*Objective*.
All of the data needs to be repeated exactly.

*Stored data entries*.
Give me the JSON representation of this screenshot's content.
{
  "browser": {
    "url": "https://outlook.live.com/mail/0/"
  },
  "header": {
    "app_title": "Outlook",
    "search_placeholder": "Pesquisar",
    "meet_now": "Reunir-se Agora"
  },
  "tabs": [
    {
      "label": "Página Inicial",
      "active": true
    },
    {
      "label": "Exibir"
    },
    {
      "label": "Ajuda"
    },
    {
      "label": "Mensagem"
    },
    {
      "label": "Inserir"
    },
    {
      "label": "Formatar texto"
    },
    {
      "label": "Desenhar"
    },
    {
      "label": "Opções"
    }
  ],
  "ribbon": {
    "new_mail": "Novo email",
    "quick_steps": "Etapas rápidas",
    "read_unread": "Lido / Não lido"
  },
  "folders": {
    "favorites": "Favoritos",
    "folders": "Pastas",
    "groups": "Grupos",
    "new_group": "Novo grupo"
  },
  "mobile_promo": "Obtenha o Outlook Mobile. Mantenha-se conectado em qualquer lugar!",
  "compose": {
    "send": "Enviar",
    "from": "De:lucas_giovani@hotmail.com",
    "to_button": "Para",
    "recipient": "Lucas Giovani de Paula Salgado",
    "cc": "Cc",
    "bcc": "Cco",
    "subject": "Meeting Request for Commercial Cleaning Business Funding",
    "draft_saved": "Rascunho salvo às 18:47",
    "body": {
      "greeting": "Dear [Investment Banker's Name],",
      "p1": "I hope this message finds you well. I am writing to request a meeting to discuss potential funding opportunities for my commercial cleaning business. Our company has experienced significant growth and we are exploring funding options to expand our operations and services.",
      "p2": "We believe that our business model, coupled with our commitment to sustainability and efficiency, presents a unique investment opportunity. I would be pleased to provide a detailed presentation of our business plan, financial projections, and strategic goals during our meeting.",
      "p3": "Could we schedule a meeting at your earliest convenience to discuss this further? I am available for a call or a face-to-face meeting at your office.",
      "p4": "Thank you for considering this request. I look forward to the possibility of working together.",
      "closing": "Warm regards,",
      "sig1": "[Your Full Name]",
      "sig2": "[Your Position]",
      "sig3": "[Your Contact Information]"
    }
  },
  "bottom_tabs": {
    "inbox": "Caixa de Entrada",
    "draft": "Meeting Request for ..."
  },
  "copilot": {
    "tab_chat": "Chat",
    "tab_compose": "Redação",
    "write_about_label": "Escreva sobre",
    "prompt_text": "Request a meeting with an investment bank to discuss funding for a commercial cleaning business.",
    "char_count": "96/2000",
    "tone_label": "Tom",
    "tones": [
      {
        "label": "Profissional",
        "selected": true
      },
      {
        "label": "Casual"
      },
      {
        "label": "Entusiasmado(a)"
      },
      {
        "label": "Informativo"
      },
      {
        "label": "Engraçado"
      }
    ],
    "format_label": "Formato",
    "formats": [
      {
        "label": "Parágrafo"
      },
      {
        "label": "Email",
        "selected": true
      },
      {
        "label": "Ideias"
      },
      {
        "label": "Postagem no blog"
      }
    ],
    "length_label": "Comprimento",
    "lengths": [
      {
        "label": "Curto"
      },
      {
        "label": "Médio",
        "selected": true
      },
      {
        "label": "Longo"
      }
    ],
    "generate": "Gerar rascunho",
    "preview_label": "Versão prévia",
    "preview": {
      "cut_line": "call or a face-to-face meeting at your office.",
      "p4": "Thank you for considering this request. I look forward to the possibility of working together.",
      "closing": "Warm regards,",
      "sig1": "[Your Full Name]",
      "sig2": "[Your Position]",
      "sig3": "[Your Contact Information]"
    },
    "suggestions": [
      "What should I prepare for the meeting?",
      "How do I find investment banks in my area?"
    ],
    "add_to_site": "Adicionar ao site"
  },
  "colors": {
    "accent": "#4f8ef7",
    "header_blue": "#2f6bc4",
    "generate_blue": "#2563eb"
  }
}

*Worked answer*.
Give me the JSON representation of this screenshot's content.
{
  "browser": {
    "url": "https://outlook.live.com/mail/0/"
  },
  "header": {
    "app_title": "Outlook",
    "search_placeholder": "Pesquisar",
    "meet_now": "Reunir-se Agora"
  },
  "tabs": [
    {
      "label": "Página Inicial",
      "active": true
    },
    {
      "label": "Exibir"
    },
    {
      "label": "Ajuda"
    },
    {
      "label": "Mensagem"
    },
    {
      "label": "Inserir"
    },
    {
      "label": "Formatar texto"
    },
    {
      "label": "Desenhar"
    },
    {
      "label": "Opções"
    }
  ],
  "ribbon": {
    "new_mail": "Novo email",
    "quick_steps": "Etapas rápidas",
    "read_unread": "Lido / Não lido"
  },
  "folders": {
    "favorites": "Favoritos",
    "folders": "Pastas",
    "groups": "Grupos",
    "new_group": "Novo grupo"
  },
  "mobile_promo": "Obtenha o Outlook Mobile. Mantenha-se conectado em qualquer lugar!",
  "compose": {
    "send": "Enviar",
    "from": "De:lucas_giovani@hotmail.com",
    "to_button": "Para",
    "recipient": "Lucas Giovani de Paula Salgado",
    "cc": "Cc",
    "bcc": "Cco",
    "subject": "Meeting Request for Commercial Cleaning Business Funding",
    "draft_saved": "Rascunho salvo às 18:47",
    "body": {
      "greeting": "Dear [Investment Banker's Name],",
      "p1": "I hope this message finds you well. I am writing to request a meeting to discuss potential funding opportunities for my commercial cleaning business. Our company has experienced significant growth and we are exploring funding options to expand our operations and services.",
      "p2": "We believe that our business model, coupled with our commitment to sustainability and efficiency, presents a unique investment opportunity. I would be pleased to provide a detailed presentation of our business plan, financial projections, and strategic goals during our meeting.",
      "p3": "Could we schedule a meeting at your earliest convenience to discuss this further? I am available for a call or a face-to-face meeting at your office.",
      "p4": "Thank you for considering this request. I look forward to the possibility of working together.",
      "closing": "Warm regards,",
      "sig1": "[Your Full Name]",
      "sig2": "[Your Position]",
      "sig3": "[Your Contact Information]"
    }
  },
  "bottom_tabs": {
    "inbox": "Caixa de Entrada",
    "draft": "Meeting Request for ..."
  },
  "copilot": {
    "tab_chat": "Chat",
    "tab_compose": "Redação",
    "write_about_label": "Escreva sobre",
    "prompt_text": "Request a meeting with an investment bank to discuss funding for a commercial cleaning business.",
    "char_count": "96/2000",
    "tone_label": "Tom",
    "tones": [
      {
        "label": "Profissional",
        "selected": true
      },
      {
        "label": "Casual"
      },
      {
        "label": "Entusiasmado(a)"
      },
      {
        "label": "Informativo"
      },
      {
        "label": "Engraçado"
      }
    ],
    "format_label": "Formato",
    "formats": [
      {
        "label": "Parágrafo"
      },
      {
        "label": "Email",
        "selected": true
      },
      {
        "label": "Ideias"
      },
      {
        "label": "Postagem no blog"
      }
    ],
    "length_label": "Comprimento",
    "lengths": [
      {
        "label": "Curto"
      },
      {
        "label": "Médio",
        "selected": true
      },
      {
        "label": "Longo"
      }
    ],
    "generate": "Gerar rascunho",
    "preview_label": "Versão prévia",
    "preview": {
      "cut_line": "call or a face-to-face meeting at your office.",
      "p4": "Thank you for considering this request. I look forward to the possibility of working together.",
      "closing": "Warm regards,",
      "sig1": "[Your Full Name]",
      "sig2": "[Your Position]",
      "sig3": "[Your Contact Information]"
    },
    "suggestions": [
      "What should I prepare for the meeting?",
      "How do I find investment banks in my area?"
    ],
    "add_to_site": "Adicionar ao site"
  },
  "colors": {
    "accent": "#4f8ef7",
    "header_blue": "#2f6bc4",
    "generate_blue": "#2563eb"
  }
}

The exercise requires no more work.